[RECORDS PROVIDED start]

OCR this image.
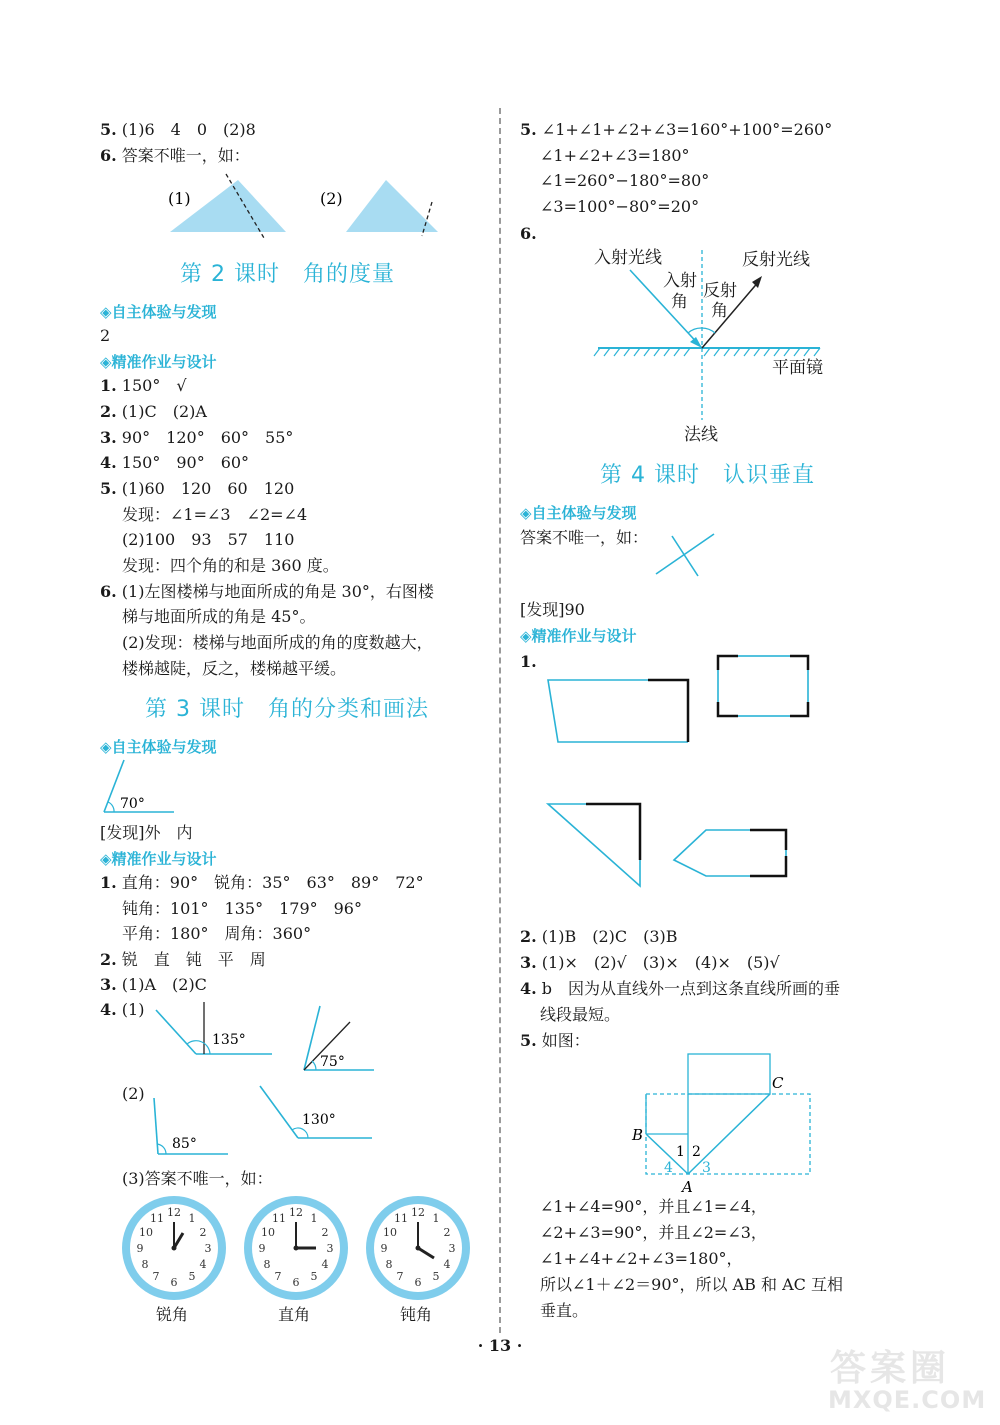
5. (1)6　4　0　(2)8
6. 答案不唯一，如：
(1)	(2)
第 2 课时　角的度量
◈自主体验与发现
2
◈精准作业与设计
1. 150°　√
2. (1)C　(2)A
3. 90°　120°　60°　55°
4. 150°　90°　60°
5. (1)60　120　60　120
发现：∠1=∠3　∠2=∠4
(2)100　93　57　110
发现：四个角的和是 360 度。
6. (1)左图楼梯与地面所成的角是 30°，右图楼
梯与地面所成的角是 45°。
(2)发现：楼梯与地面所成的角的度数越大，
楼梯越陡，反之，楼梯越平缓。
第 3 课时　角的分类和画法
◈自主体验与发现
70°
[发现]外　内
◈精准作业与设计
1. 直角：90°　锐角：35°　63°　89°　72°
钝角：101°　135°　179°　96°
平角：180°　周角：360°
2. 锐　直　钝　平　周
3. (1)A　(2)C
4. (1)
135°
75°
(2)
85°
130°
(3)答案不唯一，如：
12 1
2
3
4
5
6
7
8
9
10
11	12 1
2
3
4
5
6
7
8
9
10
11	12 1
2
3
4
5
6
7
8
9
10
11
锐角	直角	钝角
5. ∠1+∠1+∠2+∠3=160°+100°=260°
∠1+∠2+∠3=180°
∠1=260°−180°=80°
∠3=100°−80°=20°
6.
入射光线	反射光线
入射
角
反射
角
平面镜
法线
第 4 课时　认识垂直
◈自主体验与发现
答案不唯一，如：
[发现]90
◈精准作业与设计
1.
2. (1)B　(2)C　(3)B
3. (1)×　(2)√　(3)×　(4)×　(5)√
4. b　因为从直线外一点到这条直线所画的垂
线段最短。
5. 如图：
B
C
A
1 2
3
4
∠1+∠4=90°，并且∠1=∠4，
∠2+∠3=90°，并且∠2=∠3，
∠1+∠4+∠2+∠3=180°，
所以∠1＋∠2＝90°，所以 AB 和 AC 互相
垂直。
· 13 ·
答案圈
MXQE.COM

[RECORDS PROVIDED end]

OBJECTIVE –
Leave the pictures out and print the records above exactly as they stand.

RESULT –
OCR this image.
5. (1)6　4　0　(2)8
6. 答案不唯一，如：
(1)	(2)
第 2 课时　角的度量
◈自主体验与发现
2
◈精准作业与设计
1. 150°　√
2. (1)C　(2)A
3. 90°　120°　60°　55°
4. 150°　90°　60°
5. (1)60　120　60　120
发现：∠1=∠3　∠2=∠4
(2)100　93　57　110
发现：四个角的和是 360 度。
6. (1)左图楼梯与地面所成的角是 30°，右图楼
梯与地面所成的角是 45°。
(2)发现：楼梯与地面所成的角的度数越大，
楼梯越陡，反之，楼梯越平缓。
第 3 课时　角的分类和画法
◈自主体验与发现
70°
[发现]外　内
◈精准作业与设计
1. 直角：90°　锐角：35°　63°　89°　72°
钝角：101°　135°　179°　96°
平角：180°　周角：360°
2. 锐　直　钝　平　周
3. (1)A　(2)C
4. (1)
135°
75°
(2)
85°
130°
(3)答案不唯一，如：
12 1
2
3
4
5
6
7
8
9
10
11	12 1
2
3
4
5
6
7
8
9
10
11	12 1
2
3
4
5
6
7
8
9
10
11
锐角	直角	钝角
5. ∠1+∠1+∠2+∠3=160°+100°=260°
∠1+∠2+∠3=180°
∠1=260°−180°=80°
∠3=100°−80°=20°
6.
入射光线	反射光线
入射
角
反射
角
平面镜
法线
第 4 课时　认识垂直
◈自主体验与发现
答案不唯一，如：
[发现]90
◈精准作业与设计
1.
2. (1)B　(2)C　(3)B
3. (1)×　(2)√　(3)×　(4)×　(5)√
4. b　因为从直线外一点到这条直线所画的垂
线段最短。
5. 如图：
B
C
A
1 2
3
4
∠1+∠4=90°，并且∠1=∠4，
∠2+∠3=90°，并且∠2=∠3，
∠1+∠4+∠2+∠3=180°，
所以∠1＋∠2＝90°，所以 AB 和 AC 互相
垂直。
· 13 ·
答案圈
MXQE.COM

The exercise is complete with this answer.